STATED GOAL — Set down, in full, every record in the block.
***
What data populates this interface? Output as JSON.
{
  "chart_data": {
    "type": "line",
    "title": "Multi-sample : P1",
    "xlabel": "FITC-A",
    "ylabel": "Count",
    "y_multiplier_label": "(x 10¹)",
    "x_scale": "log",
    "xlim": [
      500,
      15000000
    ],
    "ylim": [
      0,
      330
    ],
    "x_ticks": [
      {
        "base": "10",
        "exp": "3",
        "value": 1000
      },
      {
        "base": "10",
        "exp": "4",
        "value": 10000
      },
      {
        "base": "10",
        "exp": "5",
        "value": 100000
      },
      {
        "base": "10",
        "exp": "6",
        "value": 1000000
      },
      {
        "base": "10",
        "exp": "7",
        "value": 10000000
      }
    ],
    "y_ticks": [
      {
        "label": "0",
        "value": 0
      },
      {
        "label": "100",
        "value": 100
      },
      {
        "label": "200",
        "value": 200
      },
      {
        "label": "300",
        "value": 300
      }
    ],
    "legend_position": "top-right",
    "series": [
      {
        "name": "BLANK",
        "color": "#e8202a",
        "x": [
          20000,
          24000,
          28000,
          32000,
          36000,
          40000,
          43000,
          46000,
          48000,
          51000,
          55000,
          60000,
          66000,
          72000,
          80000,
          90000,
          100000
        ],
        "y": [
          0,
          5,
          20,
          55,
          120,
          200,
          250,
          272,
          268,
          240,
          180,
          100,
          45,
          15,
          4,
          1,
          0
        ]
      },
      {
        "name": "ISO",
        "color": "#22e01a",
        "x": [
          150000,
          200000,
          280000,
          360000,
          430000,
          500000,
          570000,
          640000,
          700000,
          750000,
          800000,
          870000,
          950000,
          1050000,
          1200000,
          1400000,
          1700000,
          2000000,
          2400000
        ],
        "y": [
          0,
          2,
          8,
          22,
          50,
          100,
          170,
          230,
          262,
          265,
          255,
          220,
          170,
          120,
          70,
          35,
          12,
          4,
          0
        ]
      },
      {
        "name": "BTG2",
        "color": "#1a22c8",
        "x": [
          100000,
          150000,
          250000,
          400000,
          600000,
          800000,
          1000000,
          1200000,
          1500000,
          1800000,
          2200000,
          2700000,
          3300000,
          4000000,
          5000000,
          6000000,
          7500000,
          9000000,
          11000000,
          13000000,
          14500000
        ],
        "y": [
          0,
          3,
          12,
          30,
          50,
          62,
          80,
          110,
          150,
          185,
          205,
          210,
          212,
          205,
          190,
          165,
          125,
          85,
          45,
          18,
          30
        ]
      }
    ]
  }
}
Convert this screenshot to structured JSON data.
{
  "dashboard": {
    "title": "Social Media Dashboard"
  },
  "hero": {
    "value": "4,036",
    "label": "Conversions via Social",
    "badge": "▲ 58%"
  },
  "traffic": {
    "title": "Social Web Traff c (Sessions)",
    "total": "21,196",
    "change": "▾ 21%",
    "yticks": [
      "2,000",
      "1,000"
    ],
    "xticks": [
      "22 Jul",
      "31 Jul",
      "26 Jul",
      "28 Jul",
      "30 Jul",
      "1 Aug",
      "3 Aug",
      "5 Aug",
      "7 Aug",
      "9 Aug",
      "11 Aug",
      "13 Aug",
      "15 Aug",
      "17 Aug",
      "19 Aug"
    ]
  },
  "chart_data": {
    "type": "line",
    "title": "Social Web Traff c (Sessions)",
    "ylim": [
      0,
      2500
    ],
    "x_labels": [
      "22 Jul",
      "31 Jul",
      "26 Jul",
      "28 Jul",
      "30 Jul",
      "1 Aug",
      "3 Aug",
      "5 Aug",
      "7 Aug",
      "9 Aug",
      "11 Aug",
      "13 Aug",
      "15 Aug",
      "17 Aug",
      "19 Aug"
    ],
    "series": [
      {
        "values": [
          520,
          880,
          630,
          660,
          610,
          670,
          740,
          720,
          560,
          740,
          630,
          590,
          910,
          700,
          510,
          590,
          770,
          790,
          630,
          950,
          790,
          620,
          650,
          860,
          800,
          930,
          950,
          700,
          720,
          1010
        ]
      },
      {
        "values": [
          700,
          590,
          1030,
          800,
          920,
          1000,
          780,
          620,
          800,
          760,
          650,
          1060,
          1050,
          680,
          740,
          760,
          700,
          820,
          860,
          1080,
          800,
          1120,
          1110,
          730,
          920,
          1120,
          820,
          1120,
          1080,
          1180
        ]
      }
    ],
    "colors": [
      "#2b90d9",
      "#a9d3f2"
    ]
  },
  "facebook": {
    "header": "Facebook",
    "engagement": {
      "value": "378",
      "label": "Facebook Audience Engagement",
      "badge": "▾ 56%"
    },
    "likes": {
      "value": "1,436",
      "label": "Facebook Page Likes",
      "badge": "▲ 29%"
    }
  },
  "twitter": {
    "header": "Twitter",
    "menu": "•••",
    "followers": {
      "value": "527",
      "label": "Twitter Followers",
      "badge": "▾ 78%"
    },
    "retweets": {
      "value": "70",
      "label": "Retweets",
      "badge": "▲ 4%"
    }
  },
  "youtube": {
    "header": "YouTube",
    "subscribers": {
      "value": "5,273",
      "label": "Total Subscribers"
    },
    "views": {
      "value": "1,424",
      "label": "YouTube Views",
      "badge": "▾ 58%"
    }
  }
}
***
RESPONSE TO THE TASK —
What data populates this interface? Output as JSON.
{
  "chart_data": {
    "type": "line",
    "title": "Multi-sample : P1",
    "xlabel": "FITC-A",
    "ylabel": "Count",
    "y_multiplier_label": "(x 10¹)",
    "x_scale": "log",
    "xlim": [
      500,
      15000000
    ],
    "ylim": [
      0,
      330
    ],
    "x_ticks": [
      {
        "base": "10",
        "exp": "3",
        "value": 1000
      },
      {
        "base": "10",
        "exp": "4",
        "value": 10000
      },
      {
        "base": "10",
        "exp": "5",
        "value": 100000
      },
      {
        "base": "10",
        "exp": "6",
        "value": 1000000
      },
      {
        "base": "10",
        "exp": "7",
        "value": 10000000
      }
    ],
    "y_ticks": [
      {
        "label": "0",
        "value": 0
      },
      {
        "label": "100",
        "value": 100
      },
      {
        "label": "200",
        "value": 200
      },
      {
        "label": "300",
        "value": 300
      }
    ],
    "legend_position": "top-right",
    "series": [
      {
        "name": "BLANK",
        "color": "#e8202a",
        "x": [
          20000,
          24000,
          28000,
          32000,
          36000,
          40000,
          43000,
          46000,
          48000,
          51000,
          55000,
          60000,
          66000,
          72000,
          80000,
          90000,
          100000
        ],
        "y": [
          0,
          5,
          20,
          55,
          120,
          200,
          250,
          272,
          268,
          240,
          180,
          100,
          45,
          15,
          4,
          1,
          0
        ]
      },
      {
        "name": "ISO",
        "color": "#22e01a",
        "x": [
          150000,
          200000,
          280000,
          360000,
          430000,
          500000,
          570000,
          640000,
          700000,
          750000,
          800000,
          870000,
          950000,
          1050000,
          1200000,
          1400000,
          1700000,
          2000000,
          2400000
        ],
        "y": [
          0,
          2,
          8,
          22,
          50,
          100,
          170,
          230,
          262,
          265,
          255,
          220,
          170,
          120,
          70,
          35,
          12,
          4,
          0
        ]
      },
      {
        "name": "BTG2",
        "color": "#1a22c8",
        "x": [
          100000,
          150000,
          250000,
          400000,
          600000,
          800000,
          1000000,
          1200000,
          1500000,
          1800000,
          2200000,
          2700000,
          3300000,
          4000000,
          5000000,
          6000000,
          7500000,
          9000000,
          11000000,
          13000000,
          14500000
        ],
        "y": [
          0,
          3,
          12,
          30,
          50,
          62,
          80,
          110,
          150,
          185,
          205,
          210,
          212,
          205,
          190,
          165,
          125,
          85,
          45,
          18,
          30
        ]
      }
    ]
  }
}
Convert this screenshot to structured JSON data.
{
  "dashboard": {
    "title": "Social Media Dashboard"
  },
  "hero": {
    "value": "4,036",
    "label": "Conversions via Social",
    "badge": "▲ 58%"
  },
  "traffic": {
    "title": "Social Web Traff c (Sessions)",
    "total": "21,196",
    "change": "▾ 21%",
    "yticks": [
      "2,000",
      "1,000"
    ],
    "xticks": [
      "22 Jul",
      "31 Jul",
      "26 Jul",
      "28 Jul",
      "30 Jul",
      "1 Aug",
      "3 Aug",
      "5 Aug",
      "7 Aug",
      "9 Aug",
      "11 Aug",
      "13 Aug",
      "15 Aug",
      "17 Aug",
      "19 Aug"
    ]
  },
  "chart_data": {
    "type": "line",
    "title": "Social Web Traff c (Sessions)",
    "ylim": [
      0,
      2500
    ],
    "x_labels": [
      "22 Jul",
      "31 Jul",
      "26 Jul",
      "28 Jul",
      "30 Jul",
      "1 Aug",
      "3 Aug",
      "5 Aug",
      "7 Aug",
      "9 Aug",
      "11 Aug",
      "13 Aug",
      "15 Aug",
      "17 Aug",
      "19 Aug"
    ],
    "series": [
      {
        "values": [
          520,
          880,
          630,
          660,
          610,
          670,
          740,
          720,
          560,
          740,
          630,
          590,
          910,
          700,
          510,
          590,
          770,
          790,
          630,
          950,
          790,
          620,
          650,
          860,
          800,
          930,
          950,
          700,
          720,
          1010
        ]
      },
      {
        "values": [
          700,
          590,
          1030,
          800,
          920,
          1000,
          780,
          620,
          800,
          760,
          650,
          1060,
          1050,
          680,
          740,
          760,
          700,
          820,
          860,
          1080,
          800,
          1120,
          1110,
          730,
          920,
          1120,
          820,
          1120,
          1080,
          1180
        ]
      }
    ],
    "colors": [
      "#2b90d9",
      "#a9d3f2"
    ]
  },
  "facebook": {
    "header": "Facebook",
    "engagement": {
      "value": "378",
      "label": "Facebook Audience Engagement",
      "badge": "▾ 56%"
    },
    "likes": {
      "value": "1,436",
      "label": "Facebook Page Likes",
      "badge": "▲ 29%"
    }
  },
  "twitter": {
    "header": "Twitter",
    "menu": "•••",
    "followers": {
      "value": "527",
      "label": "Twitter Followers",
      "badge": "▾ 78%"
    },
    "retweets": {
      "value": "70",
      "label": "Retweets",
      "badge": "▲ 4%"
    }
  },
  "youtube": {
    "header": "YouTube",
    "subscribers": {
      "value": "5,273",
      "label": "Total Subscribers"
    },
    "views": {
      "value": "1,424",
      "label": "YouTube Views",
      "badge": "▾ 58%"
    }
  }
}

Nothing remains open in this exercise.